## Set problem
Pull out every line below containing the word "加密PDF".

## Entries shown
★ ★ ★ ★ ★ ★ ★

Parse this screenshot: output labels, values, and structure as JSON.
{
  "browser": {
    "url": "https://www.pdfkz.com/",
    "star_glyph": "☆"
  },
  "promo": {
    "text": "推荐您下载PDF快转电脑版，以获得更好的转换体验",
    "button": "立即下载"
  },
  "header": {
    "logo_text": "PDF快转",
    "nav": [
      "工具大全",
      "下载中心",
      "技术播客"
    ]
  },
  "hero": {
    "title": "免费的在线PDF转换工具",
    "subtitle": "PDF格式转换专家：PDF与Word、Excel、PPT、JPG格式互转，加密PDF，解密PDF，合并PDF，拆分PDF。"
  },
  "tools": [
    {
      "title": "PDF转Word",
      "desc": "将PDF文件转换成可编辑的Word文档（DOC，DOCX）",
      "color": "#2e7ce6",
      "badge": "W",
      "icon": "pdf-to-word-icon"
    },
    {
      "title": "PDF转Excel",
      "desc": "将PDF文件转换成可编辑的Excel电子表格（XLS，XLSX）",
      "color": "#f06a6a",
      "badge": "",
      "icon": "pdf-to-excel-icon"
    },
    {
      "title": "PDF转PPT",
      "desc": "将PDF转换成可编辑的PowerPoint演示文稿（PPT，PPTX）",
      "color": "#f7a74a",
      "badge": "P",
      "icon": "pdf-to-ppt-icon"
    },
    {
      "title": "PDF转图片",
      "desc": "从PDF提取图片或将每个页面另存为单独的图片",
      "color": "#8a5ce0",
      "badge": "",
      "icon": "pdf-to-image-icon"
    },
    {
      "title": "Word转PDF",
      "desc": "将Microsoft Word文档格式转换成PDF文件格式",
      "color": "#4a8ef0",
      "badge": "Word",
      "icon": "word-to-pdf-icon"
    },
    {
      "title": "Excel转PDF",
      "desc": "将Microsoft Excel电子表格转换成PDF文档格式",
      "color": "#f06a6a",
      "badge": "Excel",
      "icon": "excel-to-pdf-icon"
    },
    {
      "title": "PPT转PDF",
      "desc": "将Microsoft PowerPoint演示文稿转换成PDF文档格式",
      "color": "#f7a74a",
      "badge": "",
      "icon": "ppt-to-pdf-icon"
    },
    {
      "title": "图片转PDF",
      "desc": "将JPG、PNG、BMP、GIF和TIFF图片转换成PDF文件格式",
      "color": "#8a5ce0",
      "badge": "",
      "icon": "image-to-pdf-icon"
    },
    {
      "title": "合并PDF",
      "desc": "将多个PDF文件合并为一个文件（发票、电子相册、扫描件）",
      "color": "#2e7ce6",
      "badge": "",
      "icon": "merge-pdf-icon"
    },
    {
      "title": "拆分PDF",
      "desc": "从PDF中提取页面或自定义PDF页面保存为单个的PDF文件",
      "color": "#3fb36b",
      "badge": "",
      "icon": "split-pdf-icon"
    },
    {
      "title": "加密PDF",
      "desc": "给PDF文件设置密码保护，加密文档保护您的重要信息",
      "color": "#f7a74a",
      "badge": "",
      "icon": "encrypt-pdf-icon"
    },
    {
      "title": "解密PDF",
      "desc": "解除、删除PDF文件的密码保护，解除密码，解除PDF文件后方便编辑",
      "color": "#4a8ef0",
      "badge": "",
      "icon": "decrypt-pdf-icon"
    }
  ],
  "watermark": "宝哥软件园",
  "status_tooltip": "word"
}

★ ★ ★ ★ ★ ★ ★

## Result
    "subtitle": "PDF格式转换专家：PDF与Word、Excel、PPT、JPG格式互转，加密PDF，解密PDF，合并PDF，拆分PDF。"
      "title": "加密PDF",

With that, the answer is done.